### Your task
How many lines in the listing below include the word "Репетитор"? Answer with the number and nothing else.

═════ Given data

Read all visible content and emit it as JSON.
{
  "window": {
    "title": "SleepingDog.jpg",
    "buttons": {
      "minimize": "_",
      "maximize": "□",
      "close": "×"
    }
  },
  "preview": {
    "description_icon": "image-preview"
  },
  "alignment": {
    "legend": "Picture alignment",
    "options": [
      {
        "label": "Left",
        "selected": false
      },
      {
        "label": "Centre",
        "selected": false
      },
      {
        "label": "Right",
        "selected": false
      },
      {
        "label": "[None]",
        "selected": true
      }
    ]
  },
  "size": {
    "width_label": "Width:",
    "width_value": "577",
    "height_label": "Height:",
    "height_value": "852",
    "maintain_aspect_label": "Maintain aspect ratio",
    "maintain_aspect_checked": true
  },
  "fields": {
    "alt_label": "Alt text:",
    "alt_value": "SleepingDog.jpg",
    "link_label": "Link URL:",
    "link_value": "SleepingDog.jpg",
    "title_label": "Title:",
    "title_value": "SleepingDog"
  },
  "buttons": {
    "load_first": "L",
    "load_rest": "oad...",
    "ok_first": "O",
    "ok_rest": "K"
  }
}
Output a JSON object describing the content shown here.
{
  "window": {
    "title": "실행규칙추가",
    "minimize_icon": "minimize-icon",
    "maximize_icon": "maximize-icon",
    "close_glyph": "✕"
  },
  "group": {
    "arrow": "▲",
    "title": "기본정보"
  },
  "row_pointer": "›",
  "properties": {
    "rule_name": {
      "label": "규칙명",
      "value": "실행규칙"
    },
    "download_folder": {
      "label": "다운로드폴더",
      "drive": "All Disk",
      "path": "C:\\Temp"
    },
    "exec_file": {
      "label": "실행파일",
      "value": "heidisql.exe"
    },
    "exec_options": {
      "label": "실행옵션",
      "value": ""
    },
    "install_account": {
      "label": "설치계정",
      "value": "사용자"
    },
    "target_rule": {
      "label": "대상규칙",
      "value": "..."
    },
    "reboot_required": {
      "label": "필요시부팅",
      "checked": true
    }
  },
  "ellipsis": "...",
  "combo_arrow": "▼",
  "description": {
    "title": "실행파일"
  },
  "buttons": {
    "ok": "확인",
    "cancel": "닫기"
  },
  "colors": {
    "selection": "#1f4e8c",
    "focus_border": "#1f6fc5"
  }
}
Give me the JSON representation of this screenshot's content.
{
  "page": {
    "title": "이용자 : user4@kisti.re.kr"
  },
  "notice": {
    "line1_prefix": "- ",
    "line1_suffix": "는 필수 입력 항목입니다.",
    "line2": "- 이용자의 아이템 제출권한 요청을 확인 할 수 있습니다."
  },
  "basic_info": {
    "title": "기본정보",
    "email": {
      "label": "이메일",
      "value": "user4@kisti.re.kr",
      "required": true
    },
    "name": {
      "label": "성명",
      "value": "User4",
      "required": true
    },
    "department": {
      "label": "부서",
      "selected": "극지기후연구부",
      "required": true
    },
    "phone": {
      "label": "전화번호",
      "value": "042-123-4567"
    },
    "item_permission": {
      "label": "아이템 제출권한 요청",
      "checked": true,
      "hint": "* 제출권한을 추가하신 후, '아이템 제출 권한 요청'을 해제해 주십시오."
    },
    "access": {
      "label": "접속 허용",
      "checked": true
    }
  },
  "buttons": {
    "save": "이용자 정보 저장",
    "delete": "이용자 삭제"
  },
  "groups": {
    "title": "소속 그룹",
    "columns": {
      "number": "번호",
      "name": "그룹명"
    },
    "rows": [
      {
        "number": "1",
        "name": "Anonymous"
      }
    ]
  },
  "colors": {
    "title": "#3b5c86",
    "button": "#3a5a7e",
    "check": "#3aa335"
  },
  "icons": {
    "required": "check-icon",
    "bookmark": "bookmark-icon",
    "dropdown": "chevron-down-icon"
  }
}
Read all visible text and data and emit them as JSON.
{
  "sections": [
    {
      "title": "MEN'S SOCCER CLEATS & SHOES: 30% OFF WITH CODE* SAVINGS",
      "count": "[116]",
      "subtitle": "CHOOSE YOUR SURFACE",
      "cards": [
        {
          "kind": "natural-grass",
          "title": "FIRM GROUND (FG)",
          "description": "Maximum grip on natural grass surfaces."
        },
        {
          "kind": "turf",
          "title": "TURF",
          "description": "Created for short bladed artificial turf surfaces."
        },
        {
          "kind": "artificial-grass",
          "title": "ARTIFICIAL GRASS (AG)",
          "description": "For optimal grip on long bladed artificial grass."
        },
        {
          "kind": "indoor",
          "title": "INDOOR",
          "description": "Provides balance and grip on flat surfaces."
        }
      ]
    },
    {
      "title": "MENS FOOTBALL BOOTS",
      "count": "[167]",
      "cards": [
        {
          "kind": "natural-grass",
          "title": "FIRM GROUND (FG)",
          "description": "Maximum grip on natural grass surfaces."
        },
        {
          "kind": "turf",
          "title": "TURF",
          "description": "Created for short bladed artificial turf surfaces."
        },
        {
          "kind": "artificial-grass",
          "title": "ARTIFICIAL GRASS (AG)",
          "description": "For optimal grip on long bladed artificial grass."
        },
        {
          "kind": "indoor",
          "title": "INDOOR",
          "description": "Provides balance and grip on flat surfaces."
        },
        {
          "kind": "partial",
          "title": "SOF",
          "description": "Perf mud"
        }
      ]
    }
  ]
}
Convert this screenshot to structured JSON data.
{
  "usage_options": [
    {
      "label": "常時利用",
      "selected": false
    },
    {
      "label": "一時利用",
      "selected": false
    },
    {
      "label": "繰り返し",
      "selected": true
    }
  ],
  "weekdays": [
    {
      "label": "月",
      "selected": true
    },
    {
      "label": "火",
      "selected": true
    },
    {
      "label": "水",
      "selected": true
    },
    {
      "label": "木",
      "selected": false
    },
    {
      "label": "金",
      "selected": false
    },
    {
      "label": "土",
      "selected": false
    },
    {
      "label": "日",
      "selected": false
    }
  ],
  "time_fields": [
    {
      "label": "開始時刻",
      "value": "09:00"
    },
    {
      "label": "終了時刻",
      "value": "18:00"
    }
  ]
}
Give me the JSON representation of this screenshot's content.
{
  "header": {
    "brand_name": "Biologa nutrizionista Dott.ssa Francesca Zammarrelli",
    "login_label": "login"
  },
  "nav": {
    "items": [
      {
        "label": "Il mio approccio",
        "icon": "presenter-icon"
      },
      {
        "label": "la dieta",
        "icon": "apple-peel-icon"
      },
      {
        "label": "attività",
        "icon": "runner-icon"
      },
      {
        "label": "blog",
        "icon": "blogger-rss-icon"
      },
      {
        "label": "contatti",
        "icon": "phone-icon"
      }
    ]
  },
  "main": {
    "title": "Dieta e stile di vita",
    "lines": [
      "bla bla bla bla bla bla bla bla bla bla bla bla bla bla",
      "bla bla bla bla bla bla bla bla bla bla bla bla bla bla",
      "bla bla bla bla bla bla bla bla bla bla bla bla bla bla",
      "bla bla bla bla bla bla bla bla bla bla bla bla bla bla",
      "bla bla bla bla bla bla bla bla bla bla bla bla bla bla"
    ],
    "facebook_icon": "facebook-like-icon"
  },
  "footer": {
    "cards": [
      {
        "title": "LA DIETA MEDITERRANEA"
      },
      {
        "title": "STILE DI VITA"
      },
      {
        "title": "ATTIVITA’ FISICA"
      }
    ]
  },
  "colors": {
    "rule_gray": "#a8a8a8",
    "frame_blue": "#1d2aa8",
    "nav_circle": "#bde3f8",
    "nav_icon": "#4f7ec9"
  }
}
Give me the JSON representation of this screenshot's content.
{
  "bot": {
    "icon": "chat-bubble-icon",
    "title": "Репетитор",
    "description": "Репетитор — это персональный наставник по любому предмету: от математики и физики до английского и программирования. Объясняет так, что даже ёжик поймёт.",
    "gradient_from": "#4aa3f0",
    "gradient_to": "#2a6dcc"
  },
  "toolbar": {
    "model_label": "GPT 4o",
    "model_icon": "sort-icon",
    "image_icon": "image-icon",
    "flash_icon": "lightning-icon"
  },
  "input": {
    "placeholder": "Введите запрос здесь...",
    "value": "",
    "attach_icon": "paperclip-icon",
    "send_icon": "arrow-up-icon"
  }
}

══════════

### Worked answer
2